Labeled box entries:
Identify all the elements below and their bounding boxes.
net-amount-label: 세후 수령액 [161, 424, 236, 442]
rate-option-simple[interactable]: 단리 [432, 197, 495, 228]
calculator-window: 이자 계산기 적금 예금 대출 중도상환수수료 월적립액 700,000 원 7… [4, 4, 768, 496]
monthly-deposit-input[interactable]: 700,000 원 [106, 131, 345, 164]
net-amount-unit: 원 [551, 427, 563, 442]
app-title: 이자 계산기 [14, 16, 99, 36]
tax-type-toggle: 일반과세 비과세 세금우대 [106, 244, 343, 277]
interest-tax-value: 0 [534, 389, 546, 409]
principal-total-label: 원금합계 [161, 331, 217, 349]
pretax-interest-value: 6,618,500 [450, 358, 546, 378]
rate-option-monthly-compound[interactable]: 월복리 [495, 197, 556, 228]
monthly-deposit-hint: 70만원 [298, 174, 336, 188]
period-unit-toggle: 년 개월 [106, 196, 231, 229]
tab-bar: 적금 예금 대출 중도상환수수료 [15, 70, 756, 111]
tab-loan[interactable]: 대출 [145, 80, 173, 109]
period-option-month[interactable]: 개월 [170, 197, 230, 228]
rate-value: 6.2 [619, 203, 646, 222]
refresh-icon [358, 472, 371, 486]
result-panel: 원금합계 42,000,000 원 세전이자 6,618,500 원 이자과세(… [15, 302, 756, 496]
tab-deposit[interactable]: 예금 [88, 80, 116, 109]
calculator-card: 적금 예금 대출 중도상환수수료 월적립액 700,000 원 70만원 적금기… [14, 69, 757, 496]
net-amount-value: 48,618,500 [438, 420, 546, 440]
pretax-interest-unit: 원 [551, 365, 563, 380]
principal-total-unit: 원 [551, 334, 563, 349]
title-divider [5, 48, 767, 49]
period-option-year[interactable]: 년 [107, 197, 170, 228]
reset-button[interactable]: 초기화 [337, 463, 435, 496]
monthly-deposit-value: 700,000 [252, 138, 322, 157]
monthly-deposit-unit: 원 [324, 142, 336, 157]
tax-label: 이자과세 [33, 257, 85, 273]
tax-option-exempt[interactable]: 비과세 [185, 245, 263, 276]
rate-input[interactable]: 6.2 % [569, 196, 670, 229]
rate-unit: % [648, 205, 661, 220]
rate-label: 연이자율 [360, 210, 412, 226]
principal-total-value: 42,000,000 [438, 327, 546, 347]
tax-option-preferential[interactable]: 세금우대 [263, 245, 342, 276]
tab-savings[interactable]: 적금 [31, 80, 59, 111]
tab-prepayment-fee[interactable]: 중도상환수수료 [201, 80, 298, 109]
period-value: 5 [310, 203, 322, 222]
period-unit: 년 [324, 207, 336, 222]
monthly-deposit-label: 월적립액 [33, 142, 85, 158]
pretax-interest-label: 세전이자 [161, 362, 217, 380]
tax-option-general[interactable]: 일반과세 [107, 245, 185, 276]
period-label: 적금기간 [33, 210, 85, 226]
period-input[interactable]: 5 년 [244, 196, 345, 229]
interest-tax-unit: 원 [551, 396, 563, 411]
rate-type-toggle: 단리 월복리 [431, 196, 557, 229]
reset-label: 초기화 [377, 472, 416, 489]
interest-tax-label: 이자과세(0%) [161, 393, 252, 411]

WRITTEN TASK:
Repeat every entry above line for line, changing nothing.

SOLUTION TO THIS PROBLEM:
Identify all the elements below and their bounding boxes.
net-amount-label: 세후 수령액 [161, 424, 236, 442]
rate-option-simple[interactable]: 단리 [432, 197, 495, 228]
calculator-window: 이자 계산기 적금 예금 대출 중도상환수수료 월적립액 700,000 원 7… [4, 4, 768, 496]
monthly-deposit-input[interactable]: 700,000 원 [106, 131, 345, 164]
net-amount-unit: 원 [551, 427, 563, 442]
app-title: 이자 계산기 [14, 16, 99, 36]
tax-type-toggle: 일반과세 비과세 세금우대 [106, 244, 343, 277]
interest-tax-value: 0 [534, 389, 546, 409]
principal-total-label: 원금합계 [161, 331, 217, 349]
pretax-interest-value: 6,618,500 [450, 358, 546, 378]
rate-option-monthly-compound[interactable]: 월복리 [495, 197, 556, 228]
monthly-deposit-hint: 70만원 [298, 174, 336, 188]
period-unit-toggle: 년 개월 [106, 196, 231, 229]
tab-bar: 적금 예금 대출 중도상환수수료 [15, 70, 756, 111]
tab-loan[interactable]: 대출 [145, 80, 173, 109]
period-option-month[interactable]: 개월 [170, 197, 230, 228]
rate-value: 6.2 [619, 203, 646, 222]
refresh-icon [358, 472, 371, 486]
result-panel: 원금합계 42,000,000 원 세전이자 6,618,500 원 이자과세(… [15, 302, 756, 496]
tab-deposit[interactable]: 예금 [88, 80, 116, 109]
calculator-card: 적금 예금 대출 중도상환수수료 월적립액 700,000 원 70만원 적금기… [14, 69, 757, 496]
net-amount-value: 48,618,500 [438, 420, 546, 440]
pretax-interest-unit: 원 [551, 365, 563, 380]
principal-total-unit: 원 [551, 334, 563, 349]
title-divider [5, 48, 767, 49]
period-option-year[interactable]: 년 [107, 197, 170, 228]
reset-button[interactable]: 초기화 [337, 463, 435, 496]
monthly-deposit-value: 700,000 [252, 138, 322, 157]
monthly-deposit-unit: 원 [324, 142, 336, 157]
tax-label: 이자과세 [33, 257, 85, 273]
tax-option-exempt[interactable]: 비과세 [185, 245, 263, 276]
rate-input[interactable]: 6.2 % [569, 196, 670, 229]
rate-unit: % [648, 205, 661, 220]
rate-label: 연이자율 [360, 210, 412, 226]
principal-total-value: 42,000,000 [438, 327, 546, 347]
tax-option-preferential[interactable]: 세금우대 [263, 245, 342, 276]
tab-savings[interactable]: 적금 [31, 80, 59, 111]
tab-prepayment-fee[interactable]: 중도상환수수료 [201, 80, 298, 109]
period-value: 5 [310, 203, 322, 222]
period-unit: 년 [324, 207, 336, 222]
monthly-deposit-label: 월적립액 [33, 142, 85, 158]
pretax-interest-label: 세전이자 [161, 362, 217, 380]
tax-option-general[interactable]: 일반과세 [107, 245, 185, 276]
period-label: 적금기간 [33, 210, 85, 226]
period-input[interactable]: 5 년 [244, 196, 345, 229]
interest-tax-unit: 원 [551, 396, 563, 411]
rate-type-toggle: 단리 월복리 [431, 196, 557, 229]
reset-label: 초기화 [377, 472, 416, 489]
interest-tax-label: 이자과세(0%) [161, 393, 252, 411]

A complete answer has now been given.